What needs to be done: Tally up the lines where the string "employed" appears; reply with the number only.

Data lines:
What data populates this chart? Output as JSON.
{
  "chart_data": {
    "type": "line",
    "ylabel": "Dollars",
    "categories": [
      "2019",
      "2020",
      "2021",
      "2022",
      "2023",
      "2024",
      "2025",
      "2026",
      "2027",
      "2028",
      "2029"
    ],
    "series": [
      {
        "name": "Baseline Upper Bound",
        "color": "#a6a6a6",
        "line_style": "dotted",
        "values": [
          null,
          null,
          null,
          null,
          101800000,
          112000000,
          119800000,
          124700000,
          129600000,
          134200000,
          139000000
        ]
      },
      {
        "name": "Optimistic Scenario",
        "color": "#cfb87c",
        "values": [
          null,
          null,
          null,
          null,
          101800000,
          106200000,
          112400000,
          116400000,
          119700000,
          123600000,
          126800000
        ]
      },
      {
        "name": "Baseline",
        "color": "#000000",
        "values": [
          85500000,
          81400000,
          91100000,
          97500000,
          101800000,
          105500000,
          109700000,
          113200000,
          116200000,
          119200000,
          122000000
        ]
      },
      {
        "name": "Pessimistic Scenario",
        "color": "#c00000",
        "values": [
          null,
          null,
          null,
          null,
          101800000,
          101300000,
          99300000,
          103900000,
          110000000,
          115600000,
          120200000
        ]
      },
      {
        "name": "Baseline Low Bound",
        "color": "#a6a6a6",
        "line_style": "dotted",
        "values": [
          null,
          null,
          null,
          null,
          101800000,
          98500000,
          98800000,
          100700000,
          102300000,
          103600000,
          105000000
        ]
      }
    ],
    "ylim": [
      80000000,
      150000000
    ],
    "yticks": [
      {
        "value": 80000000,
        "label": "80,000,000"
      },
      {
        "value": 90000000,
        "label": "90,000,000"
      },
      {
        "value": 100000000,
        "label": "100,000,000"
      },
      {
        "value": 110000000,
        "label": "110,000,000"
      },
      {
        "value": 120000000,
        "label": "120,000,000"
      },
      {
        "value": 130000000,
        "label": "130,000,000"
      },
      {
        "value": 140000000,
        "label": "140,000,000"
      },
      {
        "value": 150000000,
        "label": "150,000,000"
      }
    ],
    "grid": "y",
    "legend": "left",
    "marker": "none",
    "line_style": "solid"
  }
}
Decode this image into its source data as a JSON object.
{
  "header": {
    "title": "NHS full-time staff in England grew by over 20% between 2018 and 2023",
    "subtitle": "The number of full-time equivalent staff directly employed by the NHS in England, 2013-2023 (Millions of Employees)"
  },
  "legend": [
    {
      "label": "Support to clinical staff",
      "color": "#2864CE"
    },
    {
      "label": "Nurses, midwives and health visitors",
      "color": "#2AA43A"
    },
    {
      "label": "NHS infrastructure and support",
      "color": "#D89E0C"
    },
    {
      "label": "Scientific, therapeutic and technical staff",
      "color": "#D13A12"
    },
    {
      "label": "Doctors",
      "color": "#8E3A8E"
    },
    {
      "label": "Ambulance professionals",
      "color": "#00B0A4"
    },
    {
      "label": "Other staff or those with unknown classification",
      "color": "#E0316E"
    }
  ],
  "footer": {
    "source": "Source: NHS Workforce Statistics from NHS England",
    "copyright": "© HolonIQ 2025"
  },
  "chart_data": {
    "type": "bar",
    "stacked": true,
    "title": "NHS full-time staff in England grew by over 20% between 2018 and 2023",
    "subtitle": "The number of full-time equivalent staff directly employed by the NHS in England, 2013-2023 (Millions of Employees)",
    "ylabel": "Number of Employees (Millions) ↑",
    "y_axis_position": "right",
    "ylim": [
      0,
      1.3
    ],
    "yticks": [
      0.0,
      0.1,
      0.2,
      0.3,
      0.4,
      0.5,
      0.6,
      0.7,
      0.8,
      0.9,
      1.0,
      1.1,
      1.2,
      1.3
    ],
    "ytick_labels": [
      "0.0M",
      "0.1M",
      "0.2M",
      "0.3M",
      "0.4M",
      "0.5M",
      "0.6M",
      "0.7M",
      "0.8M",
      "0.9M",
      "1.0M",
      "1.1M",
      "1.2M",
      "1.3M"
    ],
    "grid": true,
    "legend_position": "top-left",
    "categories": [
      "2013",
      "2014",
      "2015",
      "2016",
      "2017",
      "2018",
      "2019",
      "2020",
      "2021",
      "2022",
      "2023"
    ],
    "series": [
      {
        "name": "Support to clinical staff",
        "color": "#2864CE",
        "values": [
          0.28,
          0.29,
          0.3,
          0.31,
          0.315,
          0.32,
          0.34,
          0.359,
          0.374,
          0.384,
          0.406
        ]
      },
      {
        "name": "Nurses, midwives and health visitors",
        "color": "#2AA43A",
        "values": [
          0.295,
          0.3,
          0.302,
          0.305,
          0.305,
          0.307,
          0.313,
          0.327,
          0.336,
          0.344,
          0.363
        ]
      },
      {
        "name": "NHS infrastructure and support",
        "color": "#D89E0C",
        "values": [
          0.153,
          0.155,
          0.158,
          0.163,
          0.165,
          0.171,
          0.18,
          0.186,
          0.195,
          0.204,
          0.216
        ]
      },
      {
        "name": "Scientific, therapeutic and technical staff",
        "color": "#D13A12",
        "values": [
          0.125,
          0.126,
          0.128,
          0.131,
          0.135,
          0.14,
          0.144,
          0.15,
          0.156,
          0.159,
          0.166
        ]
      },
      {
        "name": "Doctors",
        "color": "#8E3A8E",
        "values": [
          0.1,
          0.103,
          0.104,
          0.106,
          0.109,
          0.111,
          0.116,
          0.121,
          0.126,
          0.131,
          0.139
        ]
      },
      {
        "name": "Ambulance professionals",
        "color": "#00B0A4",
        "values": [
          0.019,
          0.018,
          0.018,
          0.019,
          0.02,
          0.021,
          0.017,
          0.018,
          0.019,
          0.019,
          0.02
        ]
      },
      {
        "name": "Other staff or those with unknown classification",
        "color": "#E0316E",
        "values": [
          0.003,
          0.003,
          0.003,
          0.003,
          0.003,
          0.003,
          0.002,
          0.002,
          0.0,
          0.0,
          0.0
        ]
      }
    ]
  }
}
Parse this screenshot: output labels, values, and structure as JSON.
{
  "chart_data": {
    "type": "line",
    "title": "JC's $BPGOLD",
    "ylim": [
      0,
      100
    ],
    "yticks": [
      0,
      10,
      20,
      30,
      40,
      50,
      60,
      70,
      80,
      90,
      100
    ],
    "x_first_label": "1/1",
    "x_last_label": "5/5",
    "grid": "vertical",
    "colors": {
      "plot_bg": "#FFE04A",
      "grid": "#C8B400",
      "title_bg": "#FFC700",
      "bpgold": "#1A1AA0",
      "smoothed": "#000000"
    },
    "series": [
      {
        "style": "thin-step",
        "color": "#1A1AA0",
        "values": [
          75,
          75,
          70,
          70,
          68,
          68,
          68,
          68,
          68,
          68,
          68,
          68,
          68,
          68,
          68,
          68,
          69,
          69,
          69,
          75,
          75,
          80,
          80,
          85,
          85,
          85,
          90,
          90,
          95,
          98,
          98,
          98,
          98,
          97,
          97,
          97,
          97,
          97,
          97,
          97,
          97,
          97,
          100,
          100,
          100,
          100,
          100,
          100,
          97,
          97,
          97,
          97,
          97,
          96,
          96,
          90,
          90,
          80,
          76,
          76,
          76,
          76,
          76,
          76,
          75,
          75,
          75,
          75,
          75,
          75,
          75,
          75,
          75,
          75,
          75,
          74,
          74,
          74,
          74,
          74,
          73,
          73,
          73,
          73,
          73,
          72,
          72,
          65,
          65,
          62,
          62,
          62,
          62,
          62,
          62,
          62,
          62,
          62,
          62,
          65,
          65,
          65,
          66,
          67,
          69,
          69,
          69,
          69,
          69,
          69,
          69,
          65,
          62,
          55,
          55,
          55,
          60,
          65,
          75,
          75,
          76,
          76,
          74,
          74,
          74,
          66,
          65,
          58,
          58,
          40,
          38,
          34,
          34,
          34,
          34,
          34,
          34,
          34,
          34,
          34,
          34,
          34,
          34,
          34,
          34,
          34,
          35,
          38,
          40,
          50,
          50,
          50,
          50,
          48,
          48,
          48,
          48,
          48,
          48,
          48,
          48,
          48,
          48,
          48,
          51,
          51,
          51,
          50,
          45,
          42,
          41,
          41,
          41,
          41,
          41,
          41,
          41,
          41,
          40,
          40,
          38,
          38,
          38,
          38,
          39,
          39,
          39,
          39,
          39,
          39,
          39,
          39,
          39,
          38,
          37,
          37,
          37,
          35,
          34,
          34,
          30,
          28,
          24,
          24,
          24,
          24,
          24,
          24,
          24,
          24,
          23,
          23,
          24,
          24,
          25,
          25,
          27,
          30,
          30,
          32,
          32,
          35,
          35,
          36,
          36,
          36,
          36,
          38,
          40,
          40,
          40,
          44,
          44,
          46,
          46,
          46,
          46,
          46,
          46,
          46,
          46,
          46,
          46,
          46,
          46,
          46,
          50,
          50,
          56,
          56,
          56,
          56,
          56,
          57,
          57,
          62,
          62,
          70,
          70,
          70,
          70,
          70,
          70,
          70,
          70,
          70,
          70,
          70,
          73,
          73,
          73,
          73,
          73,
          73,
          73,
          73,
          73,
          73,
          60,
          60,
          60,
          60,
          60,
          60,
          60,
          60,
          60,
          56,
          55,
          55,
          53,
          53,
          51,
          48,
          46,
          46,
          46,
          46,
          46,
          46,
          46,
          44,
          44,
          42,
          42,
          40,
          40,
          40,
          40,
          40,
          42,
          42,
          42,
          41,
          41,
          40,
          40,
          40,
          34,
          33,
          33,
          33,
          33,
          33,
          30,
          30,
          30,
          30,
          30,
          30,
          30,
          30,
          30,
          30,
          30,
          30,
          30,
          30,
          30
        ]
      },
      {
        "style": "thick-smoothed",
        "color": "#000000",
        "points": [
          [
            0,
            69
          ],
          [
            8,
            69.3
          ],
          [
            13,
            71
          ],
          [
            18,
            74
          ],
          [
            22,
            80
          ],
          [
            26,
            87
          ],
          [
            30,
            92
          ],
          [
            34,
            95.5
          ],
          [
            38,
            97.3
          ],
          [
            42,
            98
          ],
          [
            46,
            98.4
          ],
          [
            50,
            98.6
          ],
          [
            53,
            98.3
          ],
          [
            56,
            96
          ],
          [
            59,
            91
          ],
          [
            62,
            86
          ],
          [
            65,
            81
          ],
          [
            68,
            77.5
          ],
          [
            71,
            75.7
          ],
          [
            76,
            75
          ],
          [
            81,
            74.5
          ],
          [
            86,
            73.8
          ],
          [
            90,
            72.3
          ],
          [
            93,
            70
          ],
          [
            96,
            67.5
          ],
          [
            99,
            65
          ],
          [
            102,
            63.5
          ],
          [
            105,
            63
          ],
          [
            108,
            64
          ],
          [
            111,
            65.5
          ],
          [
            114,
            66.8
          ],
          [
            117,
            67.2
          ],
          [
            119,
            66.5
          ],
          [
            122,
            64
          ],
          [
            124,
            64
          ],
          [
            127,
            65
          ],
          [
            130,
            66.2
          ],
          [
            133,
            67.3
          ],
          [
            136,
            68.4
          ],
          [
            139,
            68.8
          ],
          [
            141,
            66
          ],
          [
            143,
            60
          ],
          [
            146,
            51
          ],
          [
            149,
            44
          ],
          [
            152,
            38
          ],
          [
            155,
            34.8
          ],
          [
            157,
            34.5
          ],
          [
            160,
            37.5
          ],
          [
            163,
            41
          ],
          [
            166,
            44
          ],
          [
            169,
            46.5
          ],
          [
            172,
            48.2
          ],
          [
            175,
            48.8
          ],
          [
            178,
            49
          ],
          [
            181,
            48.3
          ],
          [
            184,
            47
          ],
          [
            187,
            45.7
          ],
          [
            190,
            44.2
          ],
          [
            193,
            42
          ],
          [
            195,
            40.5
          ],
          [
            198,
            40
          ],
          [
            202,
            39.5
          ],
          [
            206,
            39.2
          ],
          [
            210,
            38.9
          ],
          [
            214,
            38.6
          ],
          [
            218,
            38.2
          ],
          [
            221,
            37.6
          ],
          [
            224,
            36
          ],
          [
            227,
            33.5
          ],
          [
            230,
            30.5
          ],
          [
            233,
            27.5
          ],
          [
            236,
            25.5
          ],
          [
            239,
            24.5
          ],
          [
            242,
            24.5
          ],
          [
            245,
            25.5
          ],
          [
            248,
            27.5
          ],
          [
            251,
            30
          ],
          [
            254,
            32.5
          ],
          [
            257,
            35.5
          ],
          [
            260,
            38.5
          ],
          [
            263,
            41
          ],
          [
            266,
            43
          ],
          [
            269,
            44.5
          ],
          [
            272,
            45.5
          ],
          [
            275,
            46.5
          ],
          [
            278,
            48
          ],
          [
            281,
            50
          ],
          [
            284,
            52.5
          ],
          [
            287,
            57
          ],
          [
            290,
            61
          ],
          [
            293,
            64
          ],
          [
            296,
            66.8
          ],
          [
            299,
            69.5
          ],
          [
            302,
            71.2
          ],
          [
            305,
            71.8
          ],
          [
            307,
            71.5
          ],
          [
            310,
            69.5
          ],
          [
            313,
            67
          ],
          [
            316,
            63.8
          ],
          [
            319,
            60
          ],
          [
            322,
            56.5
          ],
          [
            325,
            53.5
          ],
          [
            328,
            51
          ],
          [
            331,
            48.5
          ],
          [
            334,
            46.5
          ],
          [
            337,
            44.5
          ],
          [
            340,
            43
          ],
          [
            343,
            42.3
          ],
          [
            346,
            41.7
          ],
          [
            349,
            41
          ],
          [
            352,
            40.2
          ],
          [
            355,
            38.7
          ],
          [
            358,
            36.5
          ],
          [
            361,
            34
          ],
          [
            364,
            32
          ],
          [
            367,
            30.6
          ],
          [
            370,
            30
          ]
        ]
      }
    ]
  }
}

Task response: 2